* _作業内容_
項目の先頭から「input-module-label-line2: wejściowy <box>534」を含む行までを、「Moduł」を「Blok」に置き換え、ほかは一切変えずに編集してもらえますか？

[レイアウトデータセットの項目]
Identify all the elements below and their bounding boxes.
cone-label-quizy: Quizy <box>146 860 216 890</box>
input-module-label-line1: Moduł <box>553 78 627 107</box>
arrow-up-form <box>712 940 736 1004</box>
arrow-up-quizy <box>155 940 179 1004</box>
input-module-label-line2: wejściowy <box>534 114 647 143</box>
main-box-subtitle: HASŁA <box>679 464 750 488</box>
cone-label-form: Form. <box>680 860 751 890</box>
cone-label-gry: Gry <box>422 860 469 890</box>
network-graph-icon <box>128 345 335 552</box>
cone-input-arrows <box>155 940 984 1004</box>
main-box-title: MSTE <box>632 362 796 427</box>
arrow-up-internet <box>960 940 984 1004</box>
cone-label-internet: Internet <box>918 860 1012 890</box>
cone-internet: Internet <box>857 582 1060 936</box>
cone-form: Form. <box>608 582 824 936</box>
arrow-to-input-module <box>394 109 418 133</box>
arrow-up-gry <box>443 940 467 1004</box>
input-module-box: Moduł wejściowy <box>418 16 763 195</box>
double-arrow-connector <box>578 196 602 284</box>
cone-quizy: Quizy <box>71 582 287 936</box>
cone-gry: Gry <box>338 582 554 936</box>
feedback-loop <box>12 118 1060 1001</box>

* _解答例_
Identify all the elements below and their bounding boxes.
cone-label-quizy: Quizy <box>146 860 216 890</box>
input-module-label-line1: Blok <box>553 78 627 107</box>
arrow-up-form <box>712 940 736 1004</box>
arrow-up-quizy <box>155 940 179 1004</box>
input-module-label-line2: wejściowy <box>534 114 647 143</box>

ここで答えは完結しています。